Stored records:
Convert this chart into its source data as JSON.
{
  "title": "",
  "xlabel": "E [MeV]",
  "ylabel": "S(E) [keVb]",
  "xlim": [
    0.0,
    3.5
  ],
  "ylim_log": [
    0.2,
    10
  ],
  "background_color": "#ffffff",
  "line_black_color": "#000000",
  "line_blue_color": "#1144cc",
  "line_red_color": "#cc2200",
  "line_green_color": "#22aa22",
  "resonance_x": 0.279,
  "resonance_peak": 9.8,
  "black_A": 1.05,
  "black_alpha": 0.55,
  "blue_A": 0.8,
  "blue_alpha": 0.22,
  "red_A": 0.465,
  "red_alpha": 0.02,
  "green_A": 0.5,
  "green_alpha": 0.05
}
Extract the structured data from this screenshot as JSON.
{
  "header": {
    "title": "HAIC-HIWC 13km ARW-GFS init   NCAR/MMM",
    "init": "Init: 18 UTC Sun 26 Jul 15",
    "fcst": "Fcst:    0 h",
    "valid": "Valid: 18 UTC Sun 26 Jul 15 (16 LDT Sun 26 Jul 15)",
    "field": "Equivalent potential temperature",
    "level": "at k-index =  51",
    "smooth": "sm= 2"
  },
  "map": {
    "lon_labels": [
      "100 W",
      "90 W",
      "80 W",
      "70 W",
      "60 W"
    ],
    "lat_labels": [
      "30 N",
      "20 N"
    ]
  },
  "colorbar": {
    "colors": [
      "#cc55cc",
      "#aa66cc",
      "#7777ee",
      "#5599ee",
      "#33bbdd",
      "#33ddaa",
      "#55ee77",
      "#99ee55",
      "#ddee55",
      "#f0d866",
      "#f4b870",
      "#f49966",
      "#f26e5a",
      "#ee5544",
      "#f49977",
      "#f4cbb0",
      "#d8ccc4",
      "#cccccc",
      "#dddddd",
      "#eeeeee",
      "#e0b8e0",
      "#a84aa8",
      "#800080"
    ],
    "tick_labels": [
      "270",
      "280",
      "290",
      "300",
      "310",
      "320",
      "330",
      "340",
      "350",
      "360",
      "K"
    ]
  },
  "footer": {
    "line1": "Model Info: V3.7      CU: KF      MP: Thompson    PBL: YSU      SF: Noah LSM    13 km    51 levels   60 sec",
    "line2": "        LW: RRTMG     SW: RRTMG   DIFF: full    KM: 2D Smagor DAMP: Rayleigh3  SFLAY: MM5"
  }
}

Instructions to follow → Every record should be repeated exactly; please leave none out.

The output →
Convert this chart into its source data as JSON.
{
  "title": "",
  "xlabel": "E [MeV]",
  "ylabel": "S(E) [keVb]",
  "xlim": [
    0.0,
    3.5
  ],
  "ylim_log": [
    0.2,
    10
  ],
  "background_color": "#ffffff",
  "line_black_color": "#000000",
  "line_blue_color": "#1144cc",
  "line_red_color": "#cc2200",
  "line_green_color": "#22aa22",
  "resonance_x": 0.279,
  "resonance_peak": 9.8,
  "black_A": 1.05,
  "black_alpha": 0.55,
  "blue_A": 0.8,
  "blue_alpha": 0.22,
  "red_A": 0.465,
  "red_alpha": 0.02,
  "green_A": 0.5,
  "green_alpha": 0.05
}
Extract the structured data from this screenshot as JSON.
{
  "header": {
    "title": "HAIC-HIWC 13km ARW-GFS init   NCAR/MMM",
    "init": "Init: 18 UTC Sun 26 Jul 15",
    "fcst": "Fcst:    0 h",
    "valid": "Valid: 18 UTC Sun 26 Jul 15 (16 LDT Sun 26 Jul 15)",
    "field": "Equivalent potential temperature",
    "level": "at k-index =  51",
    "smooth": "sm= 2"
  },
  "map": {
    "lon_labels": [
      "100 W",
      "90 W",
      "80 W",
      "70 W",
      "60 W"
    ],
    "lat_labels": [
      "30 N",
      "20 N"
    ]
  },
  "colorbar": {
    "colors": [
      "#cc55cc",
      "#aa66cc",
      "#7777ee",
      "#5599ee",
      "#33bbdd",
      "#33ddaa",
      "#55ee77",
      "#99ee55",
      "#ddee55",
      "#f0d866",
      "#f4b870",
      "#f49966",
      "#f26e5a",
      "#ee5544",
      "#f49977",
      "#f4cbb0",
      "#d8ccc4",
      "#cccccc",
      "#dddddd",
      "#eeeeee",
      "#e0b8e0",
      "#a84aa8",
      "#800080"
    ],
    "tick_labels": [
      "270",
      "280",
      "290",
      "300",
      "310",
      "320",
      "330",
      "340",
      "350",
      "360",
      "K"
    ]
  },
  "footer": {
    "line1": "Model Info: V3.7      CU: KF      MP: Thompson    PBL: YSU      SF: Noah LSM    13 km    51 levels   60 sec",
    "line2": "        LW: RRTMG     SW: RRTMG   DIFF: full    KM: 2D Smagor DAMP: Rayleigh3  SFLAY: MM5"
  }
}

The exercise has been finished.